(Data entries)

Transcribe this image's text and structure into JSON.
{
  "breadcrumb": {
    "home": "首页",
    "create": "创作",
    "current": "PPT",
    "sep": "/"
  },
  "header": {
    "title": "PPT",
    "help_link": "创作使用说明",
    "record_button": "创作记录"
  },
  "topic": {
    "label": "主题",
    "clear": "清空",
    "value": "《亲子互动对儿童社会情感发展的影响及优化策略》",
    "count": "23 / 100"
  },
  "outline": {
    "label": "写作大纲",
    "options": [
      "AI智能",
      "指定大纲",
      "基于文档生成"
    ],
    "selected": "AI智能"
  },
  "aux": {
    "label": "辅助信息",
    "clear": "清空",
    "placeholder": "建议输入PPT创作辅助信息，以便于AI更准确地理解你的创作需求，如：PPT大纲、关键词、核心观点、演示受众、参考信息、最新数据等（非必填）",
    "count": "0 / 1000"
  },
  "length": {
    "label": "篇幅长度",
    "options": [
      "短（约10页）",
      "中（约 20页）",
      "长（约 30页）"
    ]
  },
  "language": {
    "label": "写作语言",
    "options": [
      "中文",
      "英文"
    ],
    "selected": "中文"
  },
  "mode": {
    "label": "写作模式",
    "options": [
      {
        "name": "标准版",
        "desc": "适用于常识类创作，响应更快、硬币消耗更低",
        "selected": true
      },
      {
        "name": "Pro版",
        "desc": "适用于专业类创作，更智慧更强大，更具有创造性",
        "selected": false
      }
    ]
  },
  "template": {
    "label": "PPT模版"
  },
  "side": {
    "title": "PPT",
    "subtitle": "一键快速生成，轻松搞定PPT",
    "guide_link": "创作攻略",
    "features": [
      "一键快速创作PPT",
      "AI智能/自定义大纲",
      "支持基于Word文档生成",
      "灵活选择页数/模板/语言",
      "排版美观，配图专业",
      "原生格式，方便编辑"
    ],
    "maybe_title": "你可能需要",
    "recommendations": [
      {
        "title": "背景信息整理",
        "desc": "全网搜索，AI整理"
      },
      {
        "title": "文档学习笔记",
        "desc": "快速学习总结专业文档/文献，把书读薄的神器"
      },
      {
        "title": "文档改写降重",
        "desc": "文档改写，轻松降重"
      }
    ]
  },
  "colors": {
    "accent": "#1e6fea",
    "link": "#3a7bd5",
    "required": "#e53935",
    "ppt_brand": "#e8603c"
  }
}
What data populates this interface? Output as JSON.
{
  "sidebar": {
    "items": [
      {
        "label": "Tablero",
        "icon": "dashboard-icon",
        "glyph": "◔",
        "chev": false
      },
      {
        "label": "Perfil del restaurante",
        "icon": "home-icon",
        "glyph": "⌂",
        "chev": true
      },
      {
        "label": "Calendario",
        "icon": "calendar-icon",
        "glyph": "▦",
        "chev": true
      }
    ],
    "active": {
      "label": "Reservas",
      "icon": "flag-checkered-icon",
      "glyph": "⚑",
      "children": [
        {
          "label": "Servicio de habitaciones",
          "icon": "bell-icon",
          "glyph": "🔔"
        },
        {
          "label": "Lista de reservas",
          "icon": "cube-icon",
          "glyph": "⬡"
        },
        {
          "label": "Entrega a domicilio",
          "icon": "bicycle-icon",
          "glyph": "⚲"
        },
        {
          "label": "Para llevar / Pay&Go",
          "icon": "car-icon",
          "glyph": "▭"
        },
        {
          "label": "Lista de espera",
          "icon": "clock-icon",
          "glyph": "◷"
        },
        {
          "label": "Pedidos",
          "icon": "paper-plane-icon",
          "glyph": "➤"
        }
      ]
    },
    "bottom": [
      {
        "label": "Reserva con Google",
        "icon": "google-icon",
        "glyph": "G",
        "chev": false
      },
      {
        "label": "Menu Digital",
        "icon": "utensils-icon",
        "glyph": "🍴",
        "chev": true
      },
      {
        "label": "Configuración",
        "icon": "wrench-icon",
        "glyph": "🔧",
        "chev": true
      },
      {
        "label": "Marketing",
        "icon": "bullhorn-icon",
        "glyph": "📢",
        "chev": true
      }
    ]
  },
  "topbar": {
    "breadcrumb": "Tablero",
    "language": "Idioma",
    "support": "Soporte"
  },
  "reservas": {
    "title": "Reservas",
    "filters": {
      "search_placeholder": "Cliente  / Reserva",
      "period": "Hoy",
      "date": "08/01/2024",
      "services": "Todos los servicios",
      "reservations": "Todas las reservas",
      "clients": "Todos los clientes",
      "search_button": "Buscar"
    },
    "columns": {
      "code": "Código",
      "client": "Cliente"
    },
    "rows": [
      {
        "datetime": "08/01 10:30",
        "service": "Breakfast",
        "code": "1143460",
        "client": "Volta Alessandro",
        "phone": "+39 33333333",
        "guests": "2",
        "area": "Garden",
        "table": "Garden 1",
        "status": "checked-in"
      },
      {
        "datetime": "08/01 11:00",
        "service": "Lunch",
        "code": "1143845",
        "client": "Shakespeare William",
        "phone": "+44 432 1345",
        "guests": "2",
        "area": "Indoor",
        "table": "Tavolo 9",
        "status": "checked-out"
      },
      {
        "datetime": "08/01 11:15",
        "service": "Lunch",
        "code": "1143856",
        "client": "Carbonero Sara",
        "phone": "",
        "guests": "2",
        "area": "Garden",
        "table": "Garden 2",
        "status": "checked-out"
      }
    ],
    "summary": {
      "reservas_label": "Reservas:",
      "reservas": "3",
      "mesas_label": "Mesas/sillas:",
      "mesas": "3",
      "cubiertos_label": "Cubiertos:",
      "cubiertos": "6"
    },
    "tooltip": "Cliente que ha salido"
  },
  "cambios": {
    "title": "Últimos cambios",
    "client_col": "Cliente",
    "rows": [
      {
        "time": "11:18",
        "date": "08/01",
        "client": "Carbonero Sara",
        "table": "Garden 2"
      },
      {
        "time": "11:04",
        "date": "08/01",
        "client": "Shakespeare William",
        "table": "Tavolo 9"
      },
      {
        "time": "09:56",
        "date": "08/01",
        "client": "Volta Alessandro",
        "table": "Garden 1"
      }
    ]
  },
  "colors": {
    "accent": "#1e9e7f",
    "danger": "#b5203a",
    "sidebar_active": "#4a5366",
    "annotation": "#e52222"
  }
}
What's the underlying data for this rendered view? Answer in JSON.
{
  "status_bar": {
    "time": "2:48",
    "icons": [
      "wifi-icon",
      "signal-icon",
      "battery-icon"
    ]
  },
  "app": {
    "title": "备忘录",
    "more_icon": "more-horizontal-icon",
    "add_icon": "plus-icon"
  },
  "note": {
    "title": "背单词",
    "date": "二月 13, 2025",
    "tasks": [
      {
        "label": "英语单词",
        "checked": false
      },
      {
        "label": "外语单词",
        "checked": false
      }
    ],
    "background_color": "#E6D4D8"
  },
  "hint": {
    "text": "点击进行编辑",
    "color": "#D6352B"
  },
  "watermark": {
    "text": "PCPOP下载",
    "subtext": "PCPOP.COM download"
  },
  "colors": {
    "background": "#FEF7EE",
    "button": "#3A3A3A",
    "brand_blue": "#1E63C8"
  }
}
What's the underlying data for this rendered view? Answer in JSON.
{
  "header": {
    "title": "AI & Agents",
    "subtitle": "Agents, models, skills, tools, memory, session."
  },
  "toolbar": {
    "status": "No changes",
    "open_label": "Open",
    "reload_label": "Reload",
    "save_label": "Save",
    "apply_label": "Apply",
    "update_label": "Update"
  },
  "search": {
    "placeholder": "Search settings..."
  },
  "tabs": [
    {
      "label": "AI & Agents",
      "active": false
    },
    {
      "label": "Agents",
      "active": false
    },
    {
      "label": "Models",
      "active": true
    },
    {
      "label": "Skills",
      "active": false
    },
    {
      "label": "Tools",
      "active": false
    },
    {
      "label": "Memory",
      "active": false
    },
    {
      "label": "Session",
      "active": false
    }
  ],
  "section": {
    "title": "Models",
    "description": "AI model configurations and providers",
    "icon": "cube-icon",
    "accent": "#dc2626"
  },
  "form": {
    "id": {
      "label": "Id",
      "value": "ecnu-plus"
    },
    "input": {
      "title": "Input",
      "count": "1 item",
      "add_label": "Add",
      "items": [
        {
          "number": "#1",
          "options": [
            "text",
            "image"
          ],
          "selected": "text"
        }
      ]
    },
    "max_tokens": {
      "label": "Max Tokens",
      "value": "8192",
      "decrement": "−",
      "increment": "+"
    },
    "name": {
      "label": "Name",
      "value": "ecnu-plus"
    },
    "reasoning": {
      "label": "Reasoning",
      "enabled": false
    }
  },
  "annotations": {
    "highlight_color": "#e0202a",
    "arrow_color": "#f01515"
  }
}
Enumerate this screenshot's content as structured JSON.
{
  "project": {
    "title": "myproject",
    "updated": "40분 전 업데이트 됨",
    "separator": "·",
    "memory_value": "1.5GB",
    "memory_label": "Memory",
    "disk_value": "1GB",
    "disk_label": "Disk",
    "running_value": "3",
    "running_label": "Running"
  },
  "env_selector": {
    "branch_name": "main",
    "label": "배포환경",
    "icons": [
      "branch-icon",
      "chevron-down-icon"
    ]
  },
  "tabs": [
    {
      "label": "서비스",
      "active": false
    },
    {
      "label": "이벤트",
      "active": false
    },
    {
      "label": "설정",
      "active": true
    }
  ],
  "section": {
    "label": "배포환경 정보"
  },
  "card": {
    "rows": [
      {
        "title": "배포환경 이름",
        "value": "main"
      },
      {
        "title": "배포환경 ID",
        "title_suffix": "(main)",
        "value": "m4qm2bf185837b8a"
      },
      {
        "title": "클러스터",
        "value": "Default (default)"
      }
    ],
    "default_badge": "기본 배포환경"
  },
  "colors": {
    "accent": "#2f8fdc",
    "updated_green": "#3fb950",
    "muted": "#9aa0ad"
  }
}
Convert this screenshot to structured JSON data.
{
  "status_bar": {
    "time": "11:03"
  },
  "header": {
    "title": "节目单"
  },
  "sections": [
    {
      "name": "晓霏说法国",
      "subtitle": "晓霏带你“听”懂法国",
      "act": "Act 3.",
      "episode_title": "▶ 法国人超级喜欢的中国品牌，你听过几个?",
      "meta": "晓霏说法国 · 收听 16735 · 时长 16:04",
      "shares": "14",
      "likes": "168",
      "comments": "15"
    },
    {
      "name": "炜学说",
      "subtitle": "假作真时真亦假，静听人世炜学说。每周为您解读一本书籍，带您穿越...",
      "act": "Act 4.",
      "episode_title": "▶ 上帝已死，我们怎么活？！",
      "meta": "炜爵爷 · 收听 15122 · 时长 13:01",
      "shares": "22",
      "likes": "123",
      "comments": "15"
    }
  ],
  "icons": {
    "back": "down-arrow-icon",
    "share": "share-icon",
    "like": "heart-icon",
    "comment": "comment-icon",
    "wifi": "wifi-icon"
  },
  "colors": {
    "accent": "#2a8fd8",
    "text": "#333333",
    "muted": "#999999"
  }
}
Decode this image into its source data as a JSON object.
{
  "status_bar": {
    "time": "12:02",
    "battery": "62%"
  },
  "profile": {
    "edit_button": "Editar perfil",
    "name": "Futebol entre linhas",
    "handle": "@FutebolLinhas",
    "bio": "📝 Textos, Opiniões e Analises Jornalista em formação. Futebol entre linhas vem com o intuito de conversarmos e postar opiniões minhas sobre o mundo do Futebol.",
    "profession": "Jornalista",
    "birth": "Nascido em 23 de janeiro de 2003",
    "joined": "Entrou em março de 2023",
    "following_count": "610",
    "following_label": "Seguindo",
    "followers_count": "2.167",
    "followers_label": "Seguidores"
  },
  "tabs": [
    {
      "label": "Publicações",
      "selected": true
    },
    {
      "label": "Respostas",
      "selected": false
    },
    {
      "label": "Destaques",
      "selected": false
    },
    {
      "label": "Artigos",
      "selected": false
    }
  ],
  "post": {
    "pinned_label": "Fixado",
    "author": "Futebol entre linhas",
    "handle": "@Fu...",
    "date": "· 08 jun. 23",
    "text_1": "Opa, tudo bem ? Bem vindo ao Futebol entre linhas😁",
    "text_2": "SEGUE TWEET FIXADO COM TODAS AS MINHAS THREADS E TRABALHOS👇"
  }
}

**TASK OBJECTIVE**:
Return, word for word, every line from the line with "Decode this image" to the final line of the data.

**WRITTEN SOLUTION**:
Decode this image into its source data as a JSON object.
{
  "status_bar": {
    "time": "12:02",
    "battery": "62%"
  },
  "profile": {
    "edit_button": "Editar perfil",
    "name": "Futebol entre linhas",
    "handle": "@FutebolLinhas",
    "bio": "📝 Textos, Opiniões e Analises Jornalista em formação. Futebol entre linhas vem com o intuito de conversarmos e postar opiniões minhas sobre o mundo do Futebol.",
    "profession": "Jornalista",
    "birth": "Nascido em 23 de janeiro de 2003",
    "joined": "Entrou em março de 2023",
    "following_count": "610",
    "following_label": "Seguindo",
    "followers_count": "2.167",
    "followers_label": "Seguidores"
  },
  "tabs": [
    {
      "label": "Publicações",
      "selected": true
    },
    {
      "label": "Respostas",
      "selected": false
    },
    {
      "label": "Destaques",
      "selected": false
    },
    {
      "label": "Artigos",
      "selected": false
    }
  ],
  "post": {
    "pinned_label": "Fixado",
    "author": "Futebol entre linhas",
    "handle": "@Fu...",
    "date": "· 08 jun. 23",
    "text_1": "Opa, tudo bem ? Bem vindo ao Futebol entre linhas😁",
    "text_2": "SEGUE TWEET FIXADO COM TODAS AS MINHAS THREADS E TRABALHOS👇"
  }
}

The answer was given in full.